▶ _EXCERPTED TEXT_:
________

In this sentence kun means “when” and introduces a time clause:
- kun hoitaja kutsuu minut sisään = when the nurse calls me in
Kun can have a couple of main uses:
- Temporal “when” (both single events and repeated situations)
- Kun tulen kotiin, syön. = When I come home, I eat.
- Causal “since/because” in some contexts
- En voi tulla, kun olen kipeä. = I can’t come, since/because I’m ill.
Here, the meaning is clearly temporal: it tells at what moment something happens.
Finnish does not have articles like a/an or the. The bare noun hoitaja can mean “a nurse” or “the nurse”, depending on context.
In this sentence:
- kun hoitaja kutsuu minut sisään
will usually be understood as “when the nurse calls me in”, because in the typical context (a clinic or hospital) there is an obvious, specific nurse whose job it is to call patients in.

________

[Items from a dataset]
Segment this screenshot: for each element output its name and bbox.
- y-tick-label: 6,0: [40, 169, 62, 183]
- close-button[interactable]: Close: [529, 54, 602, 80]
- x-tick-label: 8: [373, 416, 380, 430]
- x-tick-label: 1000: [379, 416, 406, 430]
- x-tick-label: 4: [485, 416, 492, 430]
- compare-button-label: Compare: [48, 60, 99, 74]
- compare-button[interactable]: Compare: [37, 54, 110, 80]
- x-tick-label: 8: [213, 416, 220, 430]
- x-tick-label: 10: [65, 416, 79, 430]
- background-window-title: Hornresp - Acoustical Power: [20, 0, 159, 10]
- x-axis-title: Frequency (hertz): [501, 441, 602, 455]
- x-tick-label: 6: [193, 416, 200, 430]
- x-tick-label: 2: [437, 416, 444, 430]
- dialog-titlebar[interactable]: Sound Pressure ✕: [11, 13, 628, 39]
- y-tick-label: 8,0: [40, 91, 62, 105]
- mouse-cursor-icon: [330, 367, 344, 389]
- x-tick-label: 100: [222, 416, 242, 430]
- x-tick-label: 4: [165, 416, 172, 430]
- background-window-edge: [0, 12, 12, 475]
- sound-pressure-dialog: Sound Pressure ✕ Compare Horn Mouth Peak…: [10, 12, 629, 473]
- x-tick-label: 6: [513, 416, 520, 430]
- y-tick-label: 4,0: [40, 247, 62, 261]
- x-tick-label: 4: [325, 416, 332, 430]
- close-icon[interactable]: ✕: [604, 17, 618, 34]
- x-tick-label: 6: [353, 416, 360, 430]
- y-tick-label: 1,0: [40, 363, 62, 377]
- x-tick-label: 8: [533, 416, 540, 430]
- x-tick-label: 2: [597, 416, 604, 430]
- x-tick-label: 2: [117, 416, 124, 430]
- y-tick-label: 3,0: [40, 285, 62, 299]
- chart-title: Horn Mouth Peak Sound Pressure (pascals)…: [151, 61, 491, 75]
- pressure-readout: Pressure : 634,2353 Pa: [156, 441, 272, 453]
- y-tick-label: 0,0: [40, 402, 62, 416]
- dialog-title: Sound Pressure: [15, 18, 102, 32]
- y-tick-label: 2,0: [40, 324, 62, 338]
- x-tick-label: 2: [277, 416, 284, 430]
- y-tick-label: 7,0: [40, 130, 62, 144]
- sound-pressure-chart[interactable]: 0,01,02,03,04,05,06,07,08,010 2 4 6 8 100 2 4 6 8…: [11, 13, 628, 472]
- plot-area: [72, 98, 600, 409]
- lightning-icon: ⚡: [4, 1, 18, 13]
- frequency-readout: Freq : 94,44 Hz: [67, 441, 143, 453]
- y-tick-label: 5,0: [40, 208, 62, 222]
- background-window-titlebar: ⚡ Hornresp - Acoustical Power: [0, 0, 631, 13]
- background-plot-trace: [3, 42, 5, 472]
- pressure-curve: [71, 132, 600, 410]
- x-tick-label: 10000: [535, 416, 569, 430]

________

▶ _TASK LIST_:
1 - According to the note on Finnish kun, what can the bare noun hoitaja mean?
2 - Return the note on Finnish kun from "Here, the meaning" up to and including "call patients in.", word for word.
3 - Does each statement below agree with the note on Finnish kun? Answer yes or no for each, quoting the words from the note that decide it.
(a) Finnish has articles like a/an and the.
(b) In "En voi tulla, kun olen kipeä," kun is used in the sense of "since/because."
(c) In "kun hoitaja kutsuu minut sisään," kun has a causal meaning.

▶ _RESULTS BY TASK_:
1 - It can mean "a nurse" or "the nurse", depending on context.

2 -
Here, the meaning is clearly temporal: it tells at what moment something happens.
Finnish does not have articles like a/an or the. The bare noun hoitaja can mean “a nurse” or “the nurse”, depending on context.
In this sentence:
- kun hoitaja kutsuu minut sisään
will usually be understood as “when the nurse calls me in”, because in the typical context (a clinic or hospital) there is an obvious, specific nurse whose job it is to call patients in.

3 -
(a) No: "Finnish does not have articles like a/an or the."
(b) Yes: "En voi tulla, kun olen kipeä. = I can’t come, since/because I’m ill."
(c) No: "Here, the meaning is clearly temporal: it tells at what moment something happens."